Reproduce the data below in full and exclude every picture.

◆ **Data entries**:

===

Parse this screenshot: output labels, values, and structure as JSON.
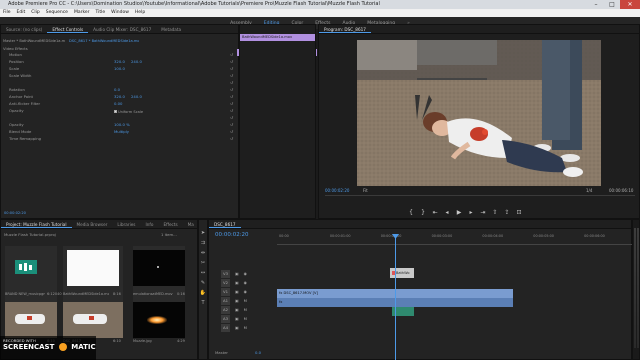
{
  "window": {
    "title": "Adobe Premiere Pro CC - C:\\Users\\Domination Studios\\Youtube\\Informational\\Adobe Tutorials\\Premiere Pro\\Muzzle Flash Tutorial\\Muzzle Flash Tutorial",
    "minimize": "–",
    "maximize": "□",
    "close": "✕"
  },
  "menu": [
    "File",
    "Edit",
    "Clip",
    "Sequence",
    "Marker",
    "Title",
    "Window",
    "Help"
  ],
  "workspaces": {
    "items": [
      "Assembly",
      "Editing",
      "Color",
      "Effects",
      "Audio",
      "Metalogging"
    ],
    "active": "Editing",
    "overflow": "»"
  },
  "effect_controls": {
    "tabs": [
      "Source: (no clips)",
      "Effect Controls",
      "Audio Clip Mixer: DSC_8617",
      "Metadata"
    ],
    "active_tab": "Effect Controls",
    "master_label": "Master * BathWoundMEDSide1a.mov",
    "clip_label": "DSC_8617 * BathWoundMEDSide1a.mov",
    "section_video_effects": "Video Effects",
    "clip_name_in_mini_timeline": "BathWoundMEDSide1a.mov",
    "rows": [
      {
        "label": "Motion",
        "v1": "",
        "v2": ""
      },
      {
        "label": "Position",
        "v1": "320.0",
        "v2": "240.0"
      },
      {
        "label": "Scale",
        "v1": "100.0",
        "v2": ""
      },
      {
        "label": "Scale Width",
        "v1": "",
        "v2": ""
      },
      {
        "label": "",
        "v1": "",
        "v2": ""
      },
      {
        "label": "Rotation",
        "v1": "0.0",
        "v2": ""
      },
      {
        "label": "Anchor Point",
        "v1": "320.0",
        "v2": "240.0"
      },
      {
        "label": "Anti-flicker Filter",
        "v1": "0.00",
        "v2": ""
      },
      {
        "label": "Opacity",
        "v1": "",
        "v2": ""
      },
      {
        "label": "",
        "v1": "",
        "v2": ""
      },
      {
        "label": "Opacity",
        "v1": "100.0 %",
        "v2": ""
      },
      {
        "label": "Blend Mode",
        "v1": "Multiply",
        "v2": ""
      },
      {
        "label": "Time Remapping",
        "v1": "",
        "v2": ""
      }
    ],
    "uniform_scale": "Uniform Scale",
    "timecode": "00:00:02:20"
  },
  "program_monitor": {
    "title": "Program: DSC_8617",
    "timecode": "00:00:02:20",
    "fit": "Fit",
    "page": "1/4",
    "duration": "00:00:06:10"
  },
  "project": {
    "tabs": [
      "Project: Muzzle Flash Tutorial",
      "Media Browser",
      "Libraries",
      "Info",
      "Effects",
      "Ma"
    ],
    "active_tab": "Project: Muzzle Flash Tutorial",
    "path": "Muzzle Flash Tutorial.prproj",
    "item_count": "1 item...",
    "items": [
      {
        "name": "BRAND NEW_musicpgm20L...",
        "dur": "6:12040"
      },
      {
        "name": "BathWoundMEDSide1a.mov",
        "dur": "8:16"
      },
      {
        "name": "emulationsatMED.mov",
        "dur": "0:16"
      },
      {
        "name": "DSC_8617",
        "dur": "6:10"
      },
      {
        "name": "DSC_8617",
        "dur": "6:10"
      },
      {
        "name": "Muzzle.jpg",
        "dur": "4:29"
      }
    ]
  },
  "timeline": {
    "tab": "DSC_8617",
    "timecode": "00:00:02:20",
    "ruler": [
      "00:00",
      "00:00:01:00",
      "00:00:02:00",
      "00:00:03:00",
      "00:00:04:00",
      "00:00:05:00",
      "00:00:06:00"
    ],
    "video_tracks": [
      "V3",
      "V2",
      "V1"
    ],
    "audio_tracks": [
      "A1",
      "A2",
      "A3",
      "A4"
    ],
    "master": "Master",
    "master_value": "0.0",
    "clips": {
      "v2_clip": "BathWo",
      "v1_clip": "fx DSC_8617.MOV [V]",
      "a1_clip": "fx"
    }
  },
  "watermark": {
    "line1": "RECORDED WITH",
    "line2": "SCREENCAST",
    "line3": "MATIC"
  },
  "colors": {
    "accent": "#4d9ae8",
    "video_clip": "#7a9cd0",
    "audio_clip": "#3fa58a",
    "v2_clip": "#c9c9c9",
    "playhead": "#4d9ae8"
  }
}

===

◆ **Written solution**:
Parse this screenshot: output labels, values, and structure as JSON.
{
  "window": {
    "title": "Adobe Premiere Pro CC - C:\\Users\\Domination Studios\\Youtube\\Informational\\Adobe Tutorials\\Premiere Pro\\Muzzle Flash Tutorial\\Muzzle Flash Tutorial",
    "minimize": "–",
    "maximize": "□",
    "close": "✕"
  },
  "menu": [
    "File",
    "Edit",
    "Clip",
    "Sequence",
    "Marker",
    "Title",
    "Window",
    "Help"
  ],
  "workspaces": {
    "items": [
      "Assembly",
      "Editing",
      "Color",
      "Effects",
      "Audio",
      "Metalogging"
    ],
    "active": "Editing",
    "overflow": "»"
  },
  "effect_controls": {
    "tabs": [
      "Source: (no clips)",
      "Effect Controls",
      "Audio Clip Mixer: DSC_8617",
      "Metadata"
    ],
    "active_tab": "Effect Controls",
    "master_label": "Master * BathWoundMEDSide1a.mov",
    "clip_label": "DSC_8617 * BathWoundMEDSide1a.mov",
    "section_video_effects": "Video Effects",
    "clip_name_in_mini_timeline": "BathWoundMEDSide1a.mov",
    "rows": [
      {
        "label": "Motion",
        "v1": "",
        "v2": ""
      },
      {
        "label": "Position",
        "v1": "320.0",
        "v2": "240.0"
      },
      {
        "label": "Scale",
        "v1": "100.0",
        "v2": ""
      },
      {
        "label": "Scale Width",
        "v1": "",
        "v2": ""
      },
      {
        "label": "",
        "v1": "",
        "v2": ""
      },
      {
        "label": "Rotation",
        "v1": "0.0",
        "v2": ""
      },
      {
        "label": "Anchor Point",
        "v1": "320.0",
        "v2": "240.0"
      },
      {
        "label": "Anti-flicker Filter",
        "v1": "0.00",
        "v2": ""
      },
      {
        "label": "Opacity",
        "v1": "",
        "v2": ""
      },
      {
        "label": "",
        "v1": "",
        "v2": ""
      },
      {
        "label": "Opacity",
        "v1": "100.0 %",
        "v2": ""
      },
      {
        "label": "Blend Mode",
        "v1": "Multiply",
        "v2": ""
      },
      {
        "label": "Time Remapping",
        "v1": "",
        "v2": ""
      }
    ],
    "uniform_scale": "Uniform Scale",
    "timecode": "00:00:02:20"
  },
  "program_monitor": {
    "title": "Program: DSC_8617",
    "timecode": "00:00:02:20",
    "fit": "Fit",
    "page": "1/4",
    "duration": "00:00:06:10"
  },
  "project": {
    "tabs": [
      "Project: Muzzle Flash Tutorial",
      "Media Browser",
      "Libraries",
      "Info",
      "Effects",
      "Ma"
    ],
    "active_tab": "Project: Muzzle Flash Tutorial",
    "path": "Muzzle Flash Tutorial.prproj",
    "item_count": "1 item...",
    "items": [
      {
        "name": "BRAND NEW_musicpgm20L...",
        "dur": "6:12040"
      },
      {
        "name": "BathWoundMEDSide1a.mov",
        "dur": "8:16"
      },
      {
        "name": "emulationsatMED.mov",
        "dur": "0:16"
      },
      {
        "name": "DSC_8617",
        "dur": "6:10"
      },
      {
        "name": "DSC_8617",
        "dur": "6:10"
      },
      {
        "name": "Muzzle.jpg",
        "dur": "4:29"
      }
    ]
  },
  "timeline": {
    "tab": "DSC_8617",
    "timecode": "00:00:02:20",
    "ruler": [
      "00:00",
      "00:00:01:00",
      "00:00:02:00",
      "00:00:03:00",
      "00:00:04:00",
      "00:00:05:00",
      "00:00:06:00"
    ],
    "video_tracks": [
      "V3",
      "V2",
      "V1"
    ],
    "audio_tracks": [
      "A1",
      "A2",
      "A3",
      "A4"
    ],
    "master": "Master",
    "master_value": "0.0",
    "clips": {
      "v2_clip": "BathWo",
      "v1_clip": "fx DSC_8617.MOV [V]",
      "a1_clip": "fx"
    }
  },
  "watermark": {
    "line1": "RECORDED WITH",
    "line2": "SCREENCAST",
    "line3": "MATIC"
  },
  "colors": {
    "accent": "#4d9ae8",
    "video_clip": "#7a9cd0",
    "audio_clip": "#3fa58a",
    "v2_clip": "#c9c9c9",
    "playhead": "#4d9ae8"
  }
}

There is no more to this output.